◆ **WHAT NEEDS TO BE DONE**
Reproduce every entry exactly, without alteration.

Data items:
________________

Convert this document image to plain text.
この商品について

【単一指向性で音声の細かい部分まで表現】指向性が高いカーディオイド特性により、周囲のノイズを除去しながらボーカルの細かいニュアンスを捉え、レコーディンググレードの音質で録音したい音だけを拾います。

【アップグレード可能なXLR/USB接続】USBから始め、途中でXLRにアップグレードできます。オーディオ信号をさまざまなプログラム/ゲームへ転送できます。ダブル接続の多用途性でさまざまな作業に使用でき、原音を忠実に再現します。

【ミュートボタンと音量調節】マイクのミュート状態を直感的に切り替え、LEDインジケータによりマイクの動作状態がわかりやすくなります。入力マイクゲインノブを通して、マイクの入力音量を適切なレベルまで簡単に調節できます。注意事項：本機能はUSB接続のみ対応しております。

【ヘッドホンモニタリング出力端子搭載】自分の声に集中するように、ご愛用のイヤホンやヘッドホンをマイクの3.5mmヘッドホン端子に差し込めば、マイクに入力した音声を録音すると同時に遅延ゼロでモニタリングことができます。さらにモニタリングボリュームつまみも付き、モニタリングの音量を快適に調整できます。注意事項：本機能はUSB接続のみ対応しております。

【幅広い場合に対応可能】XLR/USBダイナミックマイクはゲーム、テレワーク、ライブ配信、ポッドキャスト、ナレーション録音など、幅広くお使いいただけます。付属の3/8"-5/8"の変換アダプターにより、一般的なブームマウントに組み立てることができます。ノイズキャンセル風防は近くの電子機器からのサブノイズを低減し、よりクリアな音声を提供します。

________________

◆ **WRITTEN RESPONSE**
Convert this document image to plain text.
この商品について

【単一指向性で音声の細かい部分まで表現】指向性が高いカーディオイド特性により、周囲のノイズを除去しながらボーカルの細かいニュアンスを捉え、レコーディンググレードの音質で録音したい音だけを拾います。

【アップグレード可能なXLR/USB接続】USBから始め、途中でXLRにアップグレードできます。オーディオ信号をさまざまなプログラム/ゲームへ転送できます。ダブル接続の多用途性でさまざまな作業に使用でき、原音を忠実に再現します。

【ミュートボタンと音量調節】マイクのミュート状態を直感的に切り替え、LEDインジケータによりマイクの動作状態がわかりやすくなります。入力マイクゲインノブを通して、マイクの入力音量を適切なレベルまで簡単に調節できます。注意事項：本機能はUSB接続のみ対応しております。

【ヘッドホンモニタリング出力端子搭載】自分の声に集中するように、ご愛用のイヤホンやヘッドホンをマイクの3.5mmヘッドホン端子に差し込めば、マイクに入力した音声を録音すると同時に遅延ゼロでモニタリングことができます。さらにモニタリングボリュームつまみも付き、モニタリングの音量を快適に調整できます。注意事項：本機能はUSB接続のみ対応しております。

【幅広い場合に対応可能】XLR/USBダイナミックマイクはゲーム、テレワーク、ライブ配信、ポッドキャスト、ナレーション録音など、幅広くお使いいただけます。付属の3/8"-5/8"の変換アダプターにより、一般的なブームマウントに組み立てることができます。ノイズキャンセル風防は近くの電子機器からのサブノイズを低減し、よりクリアな音声を提供します。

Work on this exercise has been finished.